=== EXERCISE DETAILS ===
Filter the records for lines holding the string "Hakku".

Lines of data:
* * * *

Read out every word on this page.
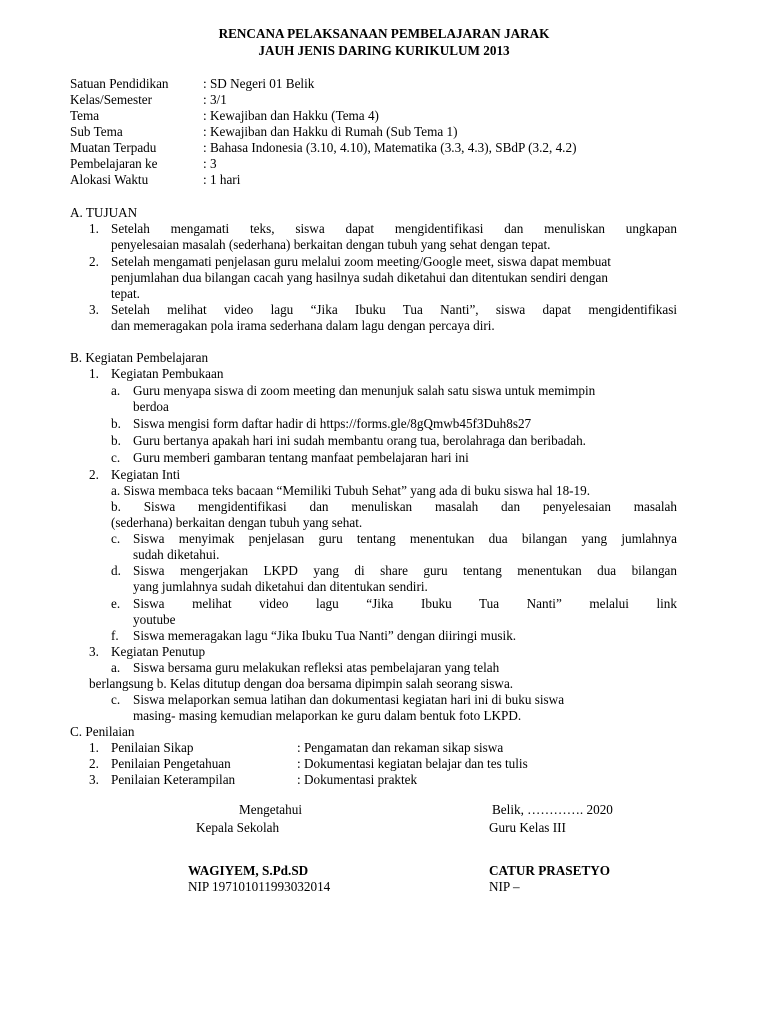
RENCANA PELAKSANAAN PEMBELAJARAN JARAK
JAUH JENIS DARING KURIKULUM 2013
Satuan Pendidikan	: SD Negeri 01 Belik
Kelas/Semester	: 3/1
Tema	: Kewajiban dan Hakku (Tema 4)
Sub Tema	: Kewajiban dan Hakku di Rumah (Sub Tema 1)
Muatan Terpadu	: Bahasa Indonesia (3.10, 4.10), Matematika (3.3, 4.3), SBdP (3.2, 4.2)
Pembelajaran ke	: 3
Alokasi Waktu	: 1 hari
A. TUJUAN
1. Setelah mengamati teks, siswa dapat mengidentifikasi dan menuliskan ungkapan
penyelesaian masalah (sederhana) berkaitan dengan tubuh yang sehat dengan tepat.
2. Setelah mengamati penjelasan guru melalui zoom meeting/Google meet, siswa dapat membuat
penjumlahan dua bilangan cacah yang hasilnya sudah diketahui dan ditentukan sendiri dengan
tepat.
3. Setelah melihat video lagu “Jika Ibuku Tua Nanti”, siswa dapat mengidentifikasi
dan memeragakan pola irama sederhana dalam lagu dengan percaya diri.
B. Kegiatan Pembelajaran
1. Kegiatan Pembukaan
a. Guru menyapa siswa di zoom meeting dan menunjuk salah satu siswa untuk memimpin
berdoa
b. Siswa mengisi form daftar hadir di https://forms.gle/8gQmwb45f3Duh8s27
b. Guru bertanya apakah hari ini sudah membantu orang tua, berolahraga dan beribadah.
c. Guru memberi gambaran tentang manfaat pembelajaran hari ini
2. Kegiatan Inti
a. Siswa membaca teks bacaan “Memiliki Tubuh Sehat” yang ada di buku siswa hal 18-19.
b. Siswa mengidentifikasi dan menuliskan masalah dan penyelesaian masalah
(sederhana) berkaitan dengan tubuh yang sehat.
c. Siswa menyimak penjelasan guru tentang menentukan dua bilangan yang jumlahnya
sudah diketahui.
d. Siswa mengerjakan LKPD yang di share guru tentang menentukan dua bilangan
yang jumlahnya sudah diketahui dan ditentukan sendiri.
e. Siswa melihat video lagu “Jika Ibuku Tua Nanti” melalui link
youtube
f. Siswa memeragakan lagu “Jika Ibuku Tua Nanti” dengan diiringi musik.
3. Kegiatan Penutup
a. Siswa bersama guru melakukan refleksi atas pembelajaran yang telah
berlangsung b. Kelas ditutup dengan doa bersama dipimpin salah seorang siswa.
c. Siswa melaporkan semua latihan dan dokumentasi kegiatan hari ini di buku siswa
masing- masing kemudian melaporkan ke guru dalam bentuk foto LKPD.
C. Penilaian
1. Penilaian Sikap	: Pengamatan dan rekaman sikap siswa
2. Penilaian Pengetahuan	: Dokumentasi kegiatan belajar dan tes tulis
3. Penilaian Keterampilan	: Dokumentasi praktek
Mengetahui
Kepala Sekolah
WAGIYEM, S.Pd.SD
NIP 197101011993032014
Belik, …………. 2020
Guru Kelas III
CATUR PRASETYO
NIP –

* * * *

=== TASK ANSWER ===
Tema	: Kewajiban dan Hakku (Tema 4)
Sub Tema	: Kewajiban dan Hakku di Rumah (Sub Tema 1)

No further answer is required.